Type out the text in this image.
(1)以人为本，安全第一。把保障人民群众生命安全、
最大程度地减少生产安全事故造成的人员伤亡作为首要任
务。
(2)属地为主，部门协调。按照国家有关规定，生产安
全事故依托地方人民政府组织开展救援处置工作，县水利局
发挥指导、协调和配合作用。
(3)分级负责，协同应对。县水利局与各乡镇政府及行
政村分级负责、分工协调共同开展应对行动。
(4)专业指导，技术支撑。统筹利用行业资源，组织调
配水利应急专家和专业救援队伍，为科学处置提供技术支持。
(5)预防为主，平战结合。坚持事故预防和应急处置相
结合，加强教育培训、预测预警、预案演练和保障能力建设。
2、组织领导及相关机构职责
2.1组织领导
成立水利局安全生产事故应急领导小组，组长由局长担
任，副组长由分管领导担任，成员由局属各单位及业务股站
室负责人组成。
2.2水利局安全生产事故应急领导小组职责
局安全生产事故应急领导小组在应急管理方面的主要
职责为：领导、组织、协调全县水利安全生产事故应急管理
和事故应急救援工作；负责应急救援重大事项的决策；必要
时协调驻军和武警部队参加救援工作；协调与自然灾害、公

******

Task brief:
Exactly reproduce the material above.

Result for this exercise:
Type out the text in this image.
(1)以人为本，安全第一。把保障人民群众生命安全、
最大程度地减少生产安全事故造成的人员伤亡作为首要任
务。
(2)属地为主，部门协调。按照国家有关规定，生产安
全事故依托地方人民政府组织开展救援处置工作，县水利局
发挥指导、协调和配合作用。
(3)分级负责，协同应对。县水利局与各乡镇政府及行
政村分级负责、分工协调共同开展应对行动。
(4)专业指导，技术支撑。统筹利用行业资源，组织调
配水利应急专家和专业救援队伍，为科学处置提供技术支持。
(5)预防为主，平战结合。坚持事故预防和应急处置相
结合，加强教育培训、预测预警、预案演练和保障能力建设。
2、组织领导及相关机构职责
2.1组织领导
成立水利局安全生产事故应急领导小组，组长由局长担
任，副组长由分管领导担任，成员由局属各单位及业务股站
室负责人组成。
2.2水利局安全生产事故应急领导小组职责
局安全生产事故应急领导小组在应急管理方面的主要
职责为：领导、组织、协调全县水利安全生产事故应急管理
和事故应急救援工作；负责应急救援重大事项的决策；必要
时协调驻军和武警部队参加救援工作；协调与自然灾害、公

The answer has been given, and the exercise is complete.